*EXERCISE:*
Copy every line of the material below word for word.

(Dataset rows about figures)
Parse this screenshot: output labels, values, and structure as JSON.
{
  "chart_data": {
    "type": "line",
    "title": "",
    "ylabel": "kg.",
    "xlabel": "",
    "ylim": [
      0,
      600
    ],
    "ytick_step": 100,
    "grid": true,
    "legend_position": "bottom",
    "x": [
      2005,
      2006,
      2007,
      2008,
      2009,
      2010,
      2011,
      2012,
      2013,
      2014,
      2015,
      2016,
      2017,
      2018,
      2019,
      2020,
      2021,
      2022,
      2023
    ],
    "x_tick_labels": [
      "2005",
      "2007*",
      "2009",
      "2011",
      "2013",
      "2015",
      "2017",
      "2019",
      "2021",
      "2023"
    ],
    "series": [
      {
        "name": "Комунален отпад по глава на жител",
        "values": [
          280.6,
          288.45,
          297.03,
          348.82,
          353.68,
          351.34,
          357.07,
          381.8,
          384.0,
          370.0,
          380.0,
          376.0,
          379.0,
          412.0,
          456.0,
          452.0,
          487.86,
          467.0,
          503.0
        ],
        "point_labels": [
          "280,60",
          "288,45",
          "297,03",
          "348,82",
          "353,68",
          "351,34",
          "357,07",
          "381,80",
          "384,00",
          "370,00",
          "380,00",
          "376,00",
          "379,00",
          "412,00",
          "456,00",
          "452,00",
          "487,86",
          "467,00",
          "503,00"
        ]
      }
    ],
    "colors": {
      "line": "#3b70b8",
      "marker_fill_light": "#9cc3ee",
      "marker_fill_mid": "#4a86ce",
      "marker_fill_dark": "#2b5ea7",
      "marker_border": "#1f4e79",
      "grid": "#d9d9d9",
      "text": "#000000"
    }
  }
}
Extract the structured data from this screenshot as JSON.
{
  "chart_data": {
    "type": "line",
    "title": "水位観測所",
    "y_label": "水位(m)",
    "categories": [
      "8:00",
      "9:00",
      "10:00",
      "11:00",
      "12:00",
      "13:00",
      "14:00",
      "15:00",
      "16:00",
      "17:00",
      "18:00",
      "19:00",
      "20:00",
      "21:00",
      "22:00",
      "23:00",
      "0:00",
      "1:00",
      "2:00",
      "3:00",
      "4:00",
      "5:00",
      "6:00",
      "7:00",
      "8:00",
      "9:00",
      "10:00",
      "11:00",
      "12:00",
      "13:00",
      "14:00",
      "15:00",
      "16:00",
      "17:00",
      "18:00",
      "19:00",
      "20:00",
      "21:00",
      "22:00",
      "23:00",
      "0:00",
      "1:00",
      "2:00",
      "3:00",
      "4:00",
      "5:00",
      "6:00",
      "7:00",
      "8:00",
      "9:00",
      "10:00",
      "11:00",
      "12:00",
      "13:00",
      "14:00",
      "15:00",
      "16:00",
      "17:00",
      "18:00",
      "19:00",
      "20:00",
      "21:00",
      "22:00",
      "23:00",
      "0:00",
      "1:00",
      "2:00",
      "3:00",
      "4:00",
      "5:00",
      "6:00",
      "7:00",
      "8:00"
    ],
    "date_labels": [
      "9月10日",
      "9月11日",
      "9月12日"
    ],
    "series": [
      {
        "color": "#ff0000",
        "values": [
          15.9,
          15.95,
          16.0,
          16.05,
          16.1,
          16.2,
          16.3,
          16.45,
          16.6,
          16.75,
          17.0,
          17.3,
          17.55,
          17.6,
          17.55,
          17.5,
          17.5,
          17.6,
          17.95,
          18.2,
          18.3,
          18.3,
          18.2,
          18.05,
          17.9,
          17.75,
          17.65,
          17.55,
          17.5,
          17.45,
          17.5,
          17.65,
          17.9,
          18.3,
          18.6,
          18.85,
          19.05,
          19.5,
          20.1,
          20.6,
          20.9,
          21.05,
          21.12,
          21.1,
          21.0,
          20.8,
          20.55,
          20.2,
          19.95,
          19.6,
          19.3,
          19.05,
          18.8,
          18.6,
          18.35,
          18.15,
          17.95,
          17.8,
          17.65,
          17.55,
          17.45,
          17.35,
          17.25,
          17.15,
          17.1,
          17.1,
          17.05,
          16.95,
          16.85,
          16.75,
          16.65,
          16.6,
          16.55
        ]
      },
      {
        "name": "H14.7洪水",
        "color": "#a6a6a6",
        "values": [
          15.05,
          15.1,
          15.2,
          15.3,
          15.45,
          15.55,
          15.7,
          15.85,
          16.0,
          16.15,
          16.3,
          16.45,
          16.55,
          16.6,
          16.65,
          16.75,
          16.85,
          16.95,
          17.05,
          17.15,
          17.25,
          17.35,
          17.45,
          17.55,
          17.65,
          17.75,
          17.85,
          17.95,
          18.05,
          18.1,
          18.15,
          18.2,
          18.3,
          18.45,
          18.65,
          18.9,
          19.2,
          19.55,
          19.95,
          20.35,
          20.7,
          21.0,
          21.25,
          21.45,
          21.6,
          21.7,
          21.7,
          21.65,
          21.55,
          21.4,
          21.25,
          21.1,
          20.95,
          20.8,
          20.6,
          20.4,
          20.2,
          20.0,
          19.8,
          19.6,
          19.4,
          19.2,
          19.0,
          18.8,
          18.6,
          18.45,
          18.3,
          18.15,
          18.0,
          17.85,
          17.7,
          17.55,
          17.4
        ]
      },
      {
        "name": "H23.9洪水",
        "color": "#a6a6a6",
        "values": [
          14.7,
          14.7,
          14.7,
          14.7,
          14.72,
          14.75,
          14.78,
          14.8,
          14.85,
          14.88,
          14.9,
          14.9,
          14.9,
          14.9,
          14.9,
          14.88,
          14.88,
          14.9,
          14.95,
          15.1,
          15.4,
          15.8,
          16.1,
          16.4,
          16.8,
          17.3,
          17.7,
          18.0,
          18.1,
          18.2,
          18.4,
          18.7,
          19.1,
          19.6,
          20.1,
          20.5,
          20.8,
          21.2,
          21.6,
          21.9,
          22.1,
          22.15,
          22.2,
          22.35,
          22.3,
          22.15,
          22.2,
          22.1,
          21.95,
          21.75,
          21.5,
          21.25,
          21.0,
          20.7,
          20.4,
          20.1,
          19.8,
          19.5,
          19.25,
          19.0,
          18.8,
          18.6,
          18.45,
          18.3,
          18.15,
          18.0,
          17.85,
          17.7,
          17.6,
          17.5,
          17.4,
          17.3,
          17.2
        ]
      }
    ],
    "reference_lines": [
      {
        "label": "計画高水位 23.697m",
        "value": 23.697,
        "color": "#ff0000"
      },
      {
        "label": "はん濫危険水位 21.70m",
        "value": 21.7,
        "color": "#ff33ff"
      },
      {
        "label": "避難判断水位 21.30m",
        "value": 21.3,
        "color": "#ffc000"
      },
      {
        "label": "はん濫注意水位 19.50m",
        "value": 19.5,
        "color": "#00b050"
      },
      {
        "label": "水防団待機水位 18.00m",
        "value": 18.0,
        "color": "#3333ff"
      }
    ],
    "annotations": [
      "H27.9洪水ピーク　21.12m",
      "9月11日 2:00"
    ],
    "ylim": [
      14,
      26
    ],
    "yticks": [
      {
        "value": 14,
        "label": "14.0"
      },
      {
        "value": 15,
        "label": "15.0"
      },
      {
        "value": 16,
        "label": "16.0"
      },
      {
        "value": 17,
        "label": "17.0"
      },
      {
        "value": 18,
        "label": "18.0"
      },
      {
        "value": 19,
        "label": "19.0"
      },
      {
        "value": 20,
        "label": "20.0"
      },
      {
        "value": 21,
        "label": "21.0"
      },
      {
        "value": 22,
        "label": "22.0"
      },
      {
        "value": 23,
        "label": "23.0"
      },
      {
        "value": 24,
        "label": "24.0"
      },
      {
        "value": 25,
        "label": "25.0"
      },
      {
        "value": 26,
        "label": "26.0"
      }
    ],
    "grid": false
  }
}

*REPLY TO THE TASK:*
Parse this screenshot: output labels, values, and structure as JSON.
{
  "chart_data": {
    "type": "line",
    "title": "",
    "ylabel": "kg.",
    "xlabel": "",
    "ylim": [
      0,
      600
    ],
    "ytick_step": 100,
    "grid": true,
    "legend_position": "bottom",
    "x": [
      2005,
      2006,
      2007,
      2008,
      2009,
      2010,
      2011,
      2012,
      2013,
      2014,
      2015,
      2016,
      2017,
      2018,
      2019,
      2020,
      2021,
      2022,
      2023
    ],
    "x_tick_labels": [
      "2005",
      "2007*",
      "2009",
      "2011",
      "2013",
      "2015",
      "2017",
      "2019",
      "2021",
      "2023"
    ],
    "series": [
      {
        "name": "Комунален отпад по глава на жител",
        "values": [
          280.6,
          288.45,
          297.03,
          348.82,
          353.68,
          351.34,
          357.07,
          381.8,
          384.0,
          370.0,
          380.0,
          376.0,
          379.0,
          412.0,
          456.0,
          452.0,
          487.86,
          467.0,
          503.0
        ],
        "point_labels": [
          "280,60",
          "288,45",
          "297,03",
          "348,82",
          "353,68",
          "351,34",
          "357,07",
          "381,80",
          "384,00",
          "370,00",
          "380,00",
          "376,00",
          "379,00",
          "412,00",
          "456,00",
          "452,00",
          "487,86",
          "467,00",
          "503,00"
        ]
      }
    ],
    "colors": {
      "line": "#3b70b8",
      "marker_fill_light": "#9cc3ee",
      "marker_fill_mid": "#4a86ce",
      "marker_fill_dark": "#2b5ea7",
      "marker_border": "#1f4e79",
      "grid": "#d9d9d9",
      "text": "#000000"
    }
  }
}
Extract the structured data from this screenshot as JSON.
{
  "chart_data": {
    "type": "line",
    "title": "水位観測所",
    "y_label": "水位(m)",
    "categories": [
      "8:00",
      "9:00",
      "10:00",
      "11:00",
      "12:00",
      "13:00",
      "14:00",
      "15:00",
      "16:00",
      "17:00",
      "18:00",
      "19:00",
      "20:00",
      "21:00",
      "22:00",
      "23:00",
      "0:00",
      "1:00",
      "2:00",
      "3:00",
      "4:00",
      "5:00",
      "6:00",
      "7:00",
      "8:00",
      "9:00",
      "10:00",
      "11:00",
      "12:00",
      "13:00",
      "14:00",
      "15:00",
      "16:00",
      "17:00",
      "18:00",
      "19:00",
      "20:00",
      "21:00",
      "22:00",
      "23:00",
      "0:00",
      "1:00",
      "2:00",
      "3:00",
      "4:00",
      "5:00",
      "6:00",
      "7:00",
      "8:00",
      "9:00",
      "10:00",
      "11:00",
      "12:00",
      "13:00",
      "14:00",
      "15:00",
      "16:00",
      "17:00",
      "18:00",
      "19:00",
      "20:00",
      "21:00",
      "22:00",
      "23:00",
      "0:00",
      "1:00",
      "2:00",
      "3:00",
      "4:00",
      "5:00",
      "6:00",
      "7:00",
      "8:00"
    ],
    "date_labels": [
      "9月10日",
      "9月11日",
      "9月12日"
    ],
    "series": [
      {
        "color": "#ff0000",
        "values": [
          15.9,
          15.95,
          16.0,
          16.05,
          16.1,
          16.2,
          16.3,
          16.45,
          16.6,
          16.75,
          17.0,
          17.3,
          17.55,
          17.6,
          17.55,
          17.5,
          17.5,
          17.6,
          17.95,
          18.2,
          18.3,
          18.3,
          18.2,
          18.05,
          17.9,
          17.75,
          17.65,
          17.55,
          17.5,
          17.45,
          17.5,
          17.65,
          17.9,
          18.3,
          18.6,
          18.85,
          19.05,
          19.5,
          20.1,
          20.6,
          20.9,
          21.05,
          21.12,
          21.1,
          21.0,
          20.8,
          20.55,
          20.2,
          19.95,
          19.6,
          19.3,
          19.05,
          18.8,
          18.6,
          18.35,
          18.15,
          17.95,
          17.8,
          17.65,
          17.55,
          17.45,
          17.35,
          17.25,
          17.15,
          17.1,
          17.1,
          17.05,
          16.95,
          16.85,
          16.75,
          16.65,
          16.6,
          16.55
        ]
      },
      {
        "name": "H14.7洪水",
        "color": "#a6a6a6",
        "values": [
          15.05,
          15.1,
          15.2,
          15.3,
          15.45,
          15.55,
          15.7,
          15.85,
          16.0,
          16.15,
          16.3,
          16.45,
          16.55,
          16.6,
          16.65,
          16.75,
          16.85,
          16.95,
          17.05,
          17.15,
          17.25,
          17.35,
          17.45,
          17.55,
          17.65,
          17.75,
          17.85,
          17.95,
          18.05,
          18.1,
          18.15,
          18.2,
          18.3,
          18.45,
          18.65,
          18.9,
          19.2,
          19.55,
          19.95,
          20.35,
          20.7,
          21.0,
          21.25,
          21.45,
          21.6,
          21.7,
          21.7,
          21.65,
          21.55,
          21.4,
          21.25,
          21.1,
          20.95,
          20.8,
          20.6,
          20.4,
          20.2,
          20.0,
          19.8,
          19.6,
          19.4,
          19.2,
          19.0,
          18.8,
          18.6,
          18.45,
          18.3,
          18.15,
          18.0,
          17.85,
          17.7,
          17.55,
          17.4
        ]
      },
      {
        "name": "H23.9洪水",
        "color": "#a6a6a6",
        "values": [
          14.7,
          14.7,
          14.7,
          14.7,
          14.72,
          14.75,
          14.78,
          14.8,
          14.85,
          14.88,
          14.9,
          14.9,
          14.9,
          14.9,
          14.9,
          14.88,
          14.88,
          14.9,
          14.95,
          15.1,
          15.4,
          15.8,
          16.1,
          16.4,
          16.8,
          17.3,
          17.7,
          18.0,
          18.1,
          18.2,
          18.4,
          18.7,
          19.1,
          19.6,
          20.1,
          20.5,
          20.8,
          21.2,
          21.6,
          21.9,
          22.1,
          22.15,
          22.2,
          22.35,
          22.3,
          22.15,
          22.2,
          22.1,
          21.95,
          21.75,
          21.5,
          21.25,
          21.0,
          20.7,
          20.4,
          20.1,
          19.8,
          19.5,
          19.25,
          19.0,
          18.8,
          18.6,
          18.45,
          18.3,
          18.15,
          18.0,
          17.85,
          17.7,
          17.6,
          17.5,
          17.4,
          17.3,
          17.2
        ]
      }
    ],
    "reference_lines": [
      {
        "label": "計画高水位 23.697m",
        "value": 23.697,
        "color": "#ff0000"
      },
      {
        "label": "はん濫危険水位 21.70m",
        "value": 21.7,
        "color": "#ff33ff"
      },
      {
        "label": "避難判断水位 21.30m",
        "value": 21.3,
        "color": "#ffc000"
      },
      {
        "label": "はん濫注意水位 19.50m",
        "value": 19.5,
        "color": "#00b050"
      },
      {
        "label": "水防団待機水位 18.00m",
        "value": 18.0,
        "color": "#3333ff"
      }
    ],
    "annotations": [
      "H27.9洪水ピーク　21.12m",
      "9月11日 2:00"
    ],
    "ylim": [
      14,
      26
    ],
    "yticks": [
      {
        "value": 14,
        "label": "14.0"
      },
      {
        "value": 15,
        "label": "15.0"
      },
      {
        "value": 16,
        "label": "16.0"
      },
      {
        "value": 17,
        "label": "17.0"
      },
      {
        "value": 18,
        "label": "18.0"
      },
      {
        "value": 19,
        "label": "19.0"
      },
      {
        "value": 20,
        "label": "20.0"
      },
      {
        "value": 21,
        "label": "21.0"
      },
      {
        "value": 22,
        "label": "22.0"
      },
      {
        "value": 23,
        "label": "23.0"
      },
      {
        "value": 24,
        "label": "24.0"
      },
      {
        "value": 25,
        "label": "25.0"
      },
      {
        "value": 26,
        "label": "26.0"
      }
    ],
    "grid": false
  }
}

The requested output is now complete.